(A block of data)

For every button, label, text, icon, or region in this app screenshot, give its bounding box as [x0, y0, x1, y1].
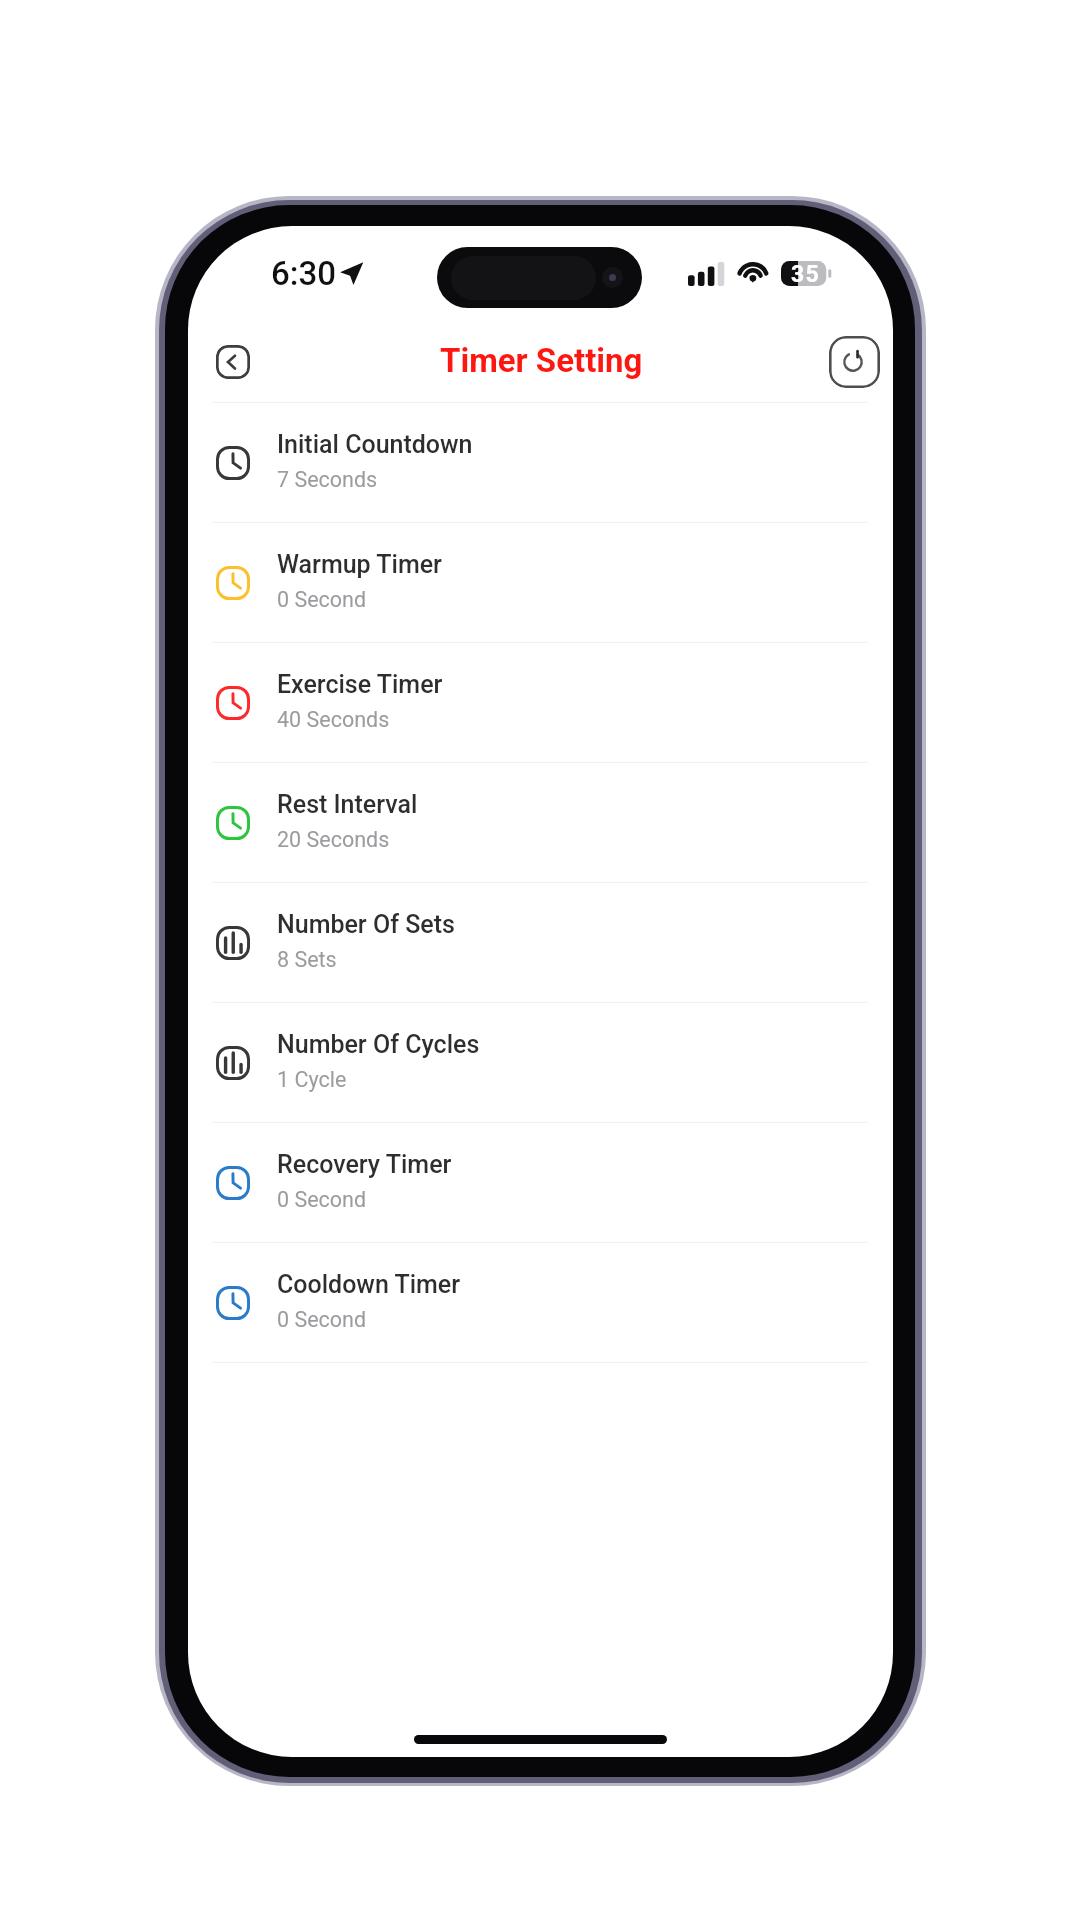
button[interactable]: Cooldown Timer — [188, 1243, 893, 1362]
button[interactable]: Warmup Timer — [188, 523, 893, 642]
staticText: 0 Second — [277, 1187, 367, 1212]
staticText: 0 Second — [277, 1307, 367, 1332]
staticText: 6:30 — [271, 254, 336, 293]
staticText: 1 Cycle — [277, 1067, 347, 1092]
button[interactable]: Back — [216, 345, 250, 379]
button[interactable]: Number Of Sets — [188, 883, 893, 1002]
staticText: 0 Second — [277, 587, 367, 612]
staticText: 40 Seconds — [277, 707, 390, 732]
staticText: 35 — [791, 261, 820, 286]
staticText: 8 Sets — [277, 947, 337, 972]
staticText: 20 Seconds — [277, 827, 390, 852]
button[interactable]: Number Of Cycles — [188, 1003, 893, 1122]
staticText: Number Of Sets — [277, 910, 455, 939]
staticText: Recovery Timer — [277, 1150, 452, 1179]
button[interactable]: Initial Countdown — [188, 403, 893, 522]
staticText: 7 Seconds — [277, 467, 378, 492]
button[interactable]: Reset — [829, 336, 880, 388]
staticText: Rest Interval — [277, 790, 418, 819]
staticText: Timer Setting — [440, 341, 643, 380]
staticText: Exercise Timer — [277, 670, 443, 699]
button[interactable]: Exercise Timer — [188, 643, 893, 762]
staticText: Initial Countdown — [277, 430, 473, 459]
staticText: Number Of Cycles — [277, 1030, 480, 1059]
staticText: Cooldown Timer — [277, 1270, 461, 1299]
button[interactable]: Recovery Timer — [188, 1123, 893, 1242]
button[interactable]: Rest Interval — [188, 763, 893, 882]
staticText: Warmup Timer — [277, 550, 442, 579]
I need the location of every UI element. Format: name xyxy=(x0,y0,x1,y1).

Description of the task:
Turn the material, from the line containing "button[interactable]: Cooldown Timer" through the final line, into a Markdown table with the columns "Row" and "Line", leaving out any blank lines.

Exercise answer:
| Row | Line |
|---|---|
| 1 | button[interactable]: Cooldown Timer — [188, 1243, 893, 1362] |
| 2 | button[interactable]: Warmup Timer — [188, 523, 893, 642] |
| 3 | staticText: 0 Second — [277, 1187, 367, 1212] |
| 4 | staticText: 0 Second — [277, 1307, 367, 1332] |
| 5 | staticText: 6:30 — [271, 254, 336, 293] |
| 6 | staticText: 1 Cycle — [277, 1067, 347, 1092] |
| 7 | button[interactable]: Back — [216, 345, 250, 379] |
| 8 | button[interactable]: Number Of Sets — [188, 883, 893, 1002] |
| 9 | staticText: 0 Second — [277, 587, 367, 612] |
| 10 | staticText: 40 Seconds — [277, 707, 390, 732] |
| 11 | staticText: 35 — [791, 261, 820, 286] |
| 12 | staticText: 8 Sets — [277, 947, 337, 972] |
| 13 | staticText: 20 Seconds — [277, 827, 390, 852] |
| 14 | button[interactable]: Number Of Cycles — [188, 1003, 893, 1122] |
| 15 | staticText: Number Of Sets — [277, 910, 455, 939] |
| 16 | staticText: Recovery Timer — [277, 1150, 452, 1179] |
| 17 | button[interactable]: Initial Countdown — [188, 403, 893, 522] |
| 18 | staticText: 7 Seconds — [277, 467, 378, 492] |
| 19 | button[interactable]: Reset — [829, 336, 880, 388] |
| 20 | staticText: Rest Interval — [277, 790, 418, 819] |
| 21 | staticText: Timer Setting — [440, 341, 643, 380] |
| 22 | staticText: Exercise Timer — [277, 670, 443, 699] |
| 23 | button[interactable]: Exercise Timer — [188, 643, 893, 762] |
| 24 | staticText: Initial Countdown — [277, 430, 473, 459] |
| 25 | staticText: Number Of Cycles — [277, 1030, 480, 1059] |
| 26 | staticText: Cooldown Timer — [277, 1270, 461, 1299] |
| 27 | button[interactable]: Recovery Timer — [188, 1123, 893, 1242] |
| 28 | button[interactable]: Rest Interval — [188, 763, 893, 882] |
| 29 | staticText: Warmup Timer — [277, 550, 442, 579] |
| 30 | I need the location of every UI element. Format: name xyxy=(x0,y0,x1,y1). |